** BEGIN Stored data **

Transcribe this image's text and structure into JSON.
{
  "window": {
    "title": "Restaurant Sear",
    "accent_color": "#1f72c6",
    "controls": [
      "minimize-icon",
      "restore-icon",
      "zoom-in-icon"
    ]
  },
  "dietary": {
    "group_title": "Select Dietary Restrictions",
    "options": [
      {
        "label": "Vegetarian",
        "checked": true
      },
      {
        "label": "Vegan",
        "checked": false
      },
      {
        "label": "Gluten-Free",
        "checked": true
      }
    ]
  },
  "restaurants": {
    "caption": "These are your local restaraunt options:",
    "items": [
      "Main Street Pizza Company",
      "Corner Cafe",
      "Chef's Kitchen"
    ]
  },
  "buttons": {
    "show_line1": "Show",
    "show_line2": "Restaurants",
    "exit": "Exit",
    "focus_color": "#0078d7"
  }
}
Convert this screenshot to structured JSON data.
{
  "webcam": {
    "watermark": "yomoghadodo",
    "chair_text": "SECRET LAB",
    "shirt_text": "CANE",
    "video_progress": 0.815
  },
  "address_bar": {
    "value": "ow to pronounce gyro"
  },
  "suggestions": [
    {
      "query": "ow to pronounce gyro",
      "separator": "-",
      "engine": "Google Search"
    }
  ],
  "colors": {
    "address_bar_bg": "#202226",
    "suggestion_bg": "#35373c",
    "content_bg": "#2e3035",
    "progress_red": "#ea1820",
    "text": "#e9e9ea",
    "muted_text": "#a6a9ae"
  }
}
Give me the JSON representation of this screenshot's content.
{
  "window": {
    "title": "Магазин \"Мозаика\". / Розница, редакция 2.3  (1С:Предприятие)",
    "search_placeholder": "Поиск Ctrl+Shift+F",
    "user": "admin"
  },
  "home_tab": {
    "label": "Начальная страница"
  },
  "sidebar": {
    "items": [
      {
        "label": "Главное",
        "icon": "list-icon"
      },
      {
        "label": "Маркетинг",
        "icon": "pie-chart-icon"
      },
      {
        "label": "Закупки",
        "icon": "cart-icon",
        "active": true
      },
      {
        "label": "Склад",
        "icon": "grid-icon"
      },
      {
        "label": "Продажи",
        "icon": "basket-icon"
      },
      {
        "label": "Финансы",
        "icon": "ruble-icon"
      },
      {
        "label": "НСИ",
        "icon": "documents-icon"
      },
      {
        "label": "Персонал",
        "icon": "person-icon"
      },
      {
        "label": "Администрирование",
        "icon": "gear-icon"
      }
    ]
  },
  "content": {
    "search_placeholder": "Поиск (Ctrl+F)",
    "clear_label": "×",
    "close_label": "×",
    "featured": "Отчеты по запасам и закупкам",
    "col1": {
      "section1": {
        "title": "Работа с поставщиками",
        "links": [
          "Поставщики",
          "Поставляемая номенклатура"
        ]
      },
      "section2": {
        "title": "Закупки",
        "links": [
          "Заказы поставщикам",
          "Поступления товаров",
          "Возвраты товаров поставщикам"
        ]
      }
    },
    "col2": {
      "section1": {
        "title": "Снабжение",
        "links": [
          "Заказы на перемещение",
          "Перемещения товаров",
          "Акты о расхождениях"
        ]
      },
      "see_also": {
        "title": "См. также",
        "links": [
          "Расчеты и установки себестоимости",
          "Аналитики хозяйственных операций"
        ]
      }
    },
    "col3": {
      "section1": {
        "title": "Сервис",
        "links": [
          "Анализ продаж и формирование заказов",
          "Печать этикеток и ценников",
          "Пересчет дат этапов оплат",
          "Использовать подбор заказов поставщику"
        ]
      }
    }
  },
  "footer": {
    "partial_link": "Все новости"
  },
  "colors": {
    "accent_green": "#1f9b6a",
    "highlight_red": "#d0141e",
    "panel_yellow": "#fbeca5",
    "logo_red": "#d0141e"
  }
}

** END Stored data **

Reproduce the material above exactly; please quote every line of it.

- Exercise answer -
Transcribe this image's text and structure into JSON.
{
  "window": {
    "title": "Restaurant Sear",
    "accent_color": "#1f72c6",
    "controls": [
      "minimize-icon",
      "restore-icon",
      "zoom-in-icon"
    ]
  },
  "dietary": {
    "group_title": "Select Dietary Restrictions",
    "options": [
      {
        "label": "Vegetarian",
        "checked": true
      },
      {
        "label": "Vegan",
        "checked": false
      },
      {
        "label": "Gluten-Free",
        "checked": true
      }
    ]
  },
  "restaurants": {
    "caption": "These are your local restaraunt options:",
    "items": [
      "Main Street Pizza Company",
      "Corner Cafe",
      "Chef's Kitchen"
    ]
  },
  "buttons": {
    "show_line1": "Show",
    "show_line2": "Restaurants",
    "exit": "Exit",
    "focus_color": "#0078d7"
  }
}
Convert this screenshot to structured JSON data.
{
  "webcam": {
    "watermark": "yomoghadodo",
    "chair_text": "SECRET LAB",
    "shirt_text": "CANE",
    "video_progress": 0.815
  },
  "address_bar": {
    "value": "ow to pronounce gyro"
  },
  "suggestions": [
    {
      "query": "ow to pronounce gyro",
      "separator": "-",
      "engine": "Google Search"
    }
  ],
  "colors": {
    "address_bar_bg": "#202226",
    "suggestion_bg": "#35373c",
    "content_bg": "#2e3035",
    "progress_red": "#ea1820",
    "text": "#e9e9ea",
    "muted_text": "#a6a9ae"
  }
}
Give me the JSON representation of this screenshot's content.
{
  "window": {
    "title": "Магазин \"Мозаика\". / Розница, редакция 2.3  (1С:Предприятие)",
    "search_placeholder": "Поиск Ctrl+Shift+F",
    "user": "admin"
  },
  "home_tab": {
    "label": "Начальная страница"
  },
  "sidebar": {
    "items": [
      {
        "label": "Главное",
        "icon": "list-icon"
      },
      {
        "label": "Маркетинг",
        "icon": "pie-chart-icon"
      },
      {
        "label": "Закупки",
        "icon": "cart-icon",
        "active": true
      },
      {
        "label": "Склад",
        "icon": "grid-icon"
      },
      {
        "label": "Продажи",
        "icon": "basket-icon"
      },
      {
        "label": "Финансы",
        "icon": "ruble-icon"
      },
      {
        "label": "НСИ",
        "icon": "documents-icon"
      },
      {
        "label": "Персонал",
        "icon": "person-icon"
      },
      {
        "label": "Администрирование",
        "icon": "gear-icon"
      }
    ]
  },
  "content": {
    "search_placeholder": "Поиск (Ctrl+F)",
    "clear_label": "×",
    "close_label": "×",
    "featured": "Отчеты по запасам и закупкам",
    "col1": {
      "section1": {
        "title": "Работа с поставщиками",
        "links": [
          "Поставщики",
          "Поставляемая номенклатура"
        ]
      },
      "section2": {
        "title": "Закупки",
        "links": [
          "Заказы поставщикам",
          "Поступления товаров",
          "Возвраты товаров поставщикам"
        ]
      }
    },
    "col2": {
      "section1": {
        "title": "Снабжение",
        "links": [
          "Заказы на перемещение",
          "Перемещения товаров",
          "Акты о расхождениях"
        ]
      },
      "see_also": {
        "title": "См. также",
        "links": [
          "Расчеты и установки себестоимости",
          "Аналитики хозяйственных операций"
        ]
      }
    },
    "col3": {
      "section1": {
        "title": "Сервис",
        "links": [
          "Анализ продаж и формирование заказов",
          "Печать этикеток и ценников",
          "Пересчет дат этапов оплат",
          "Использовать подбор заказов поставщику"
        ]
      }
    }
  },
  "footer": {
    "partial_link": "Все новости"
  },
  "colors": {
    "accent_green": "#1f9b6a",
    "highlight_red": "#d0141e",
    "panel_yellow": "#fbeca5",
    "logo_red": "#d0141e"
  }
}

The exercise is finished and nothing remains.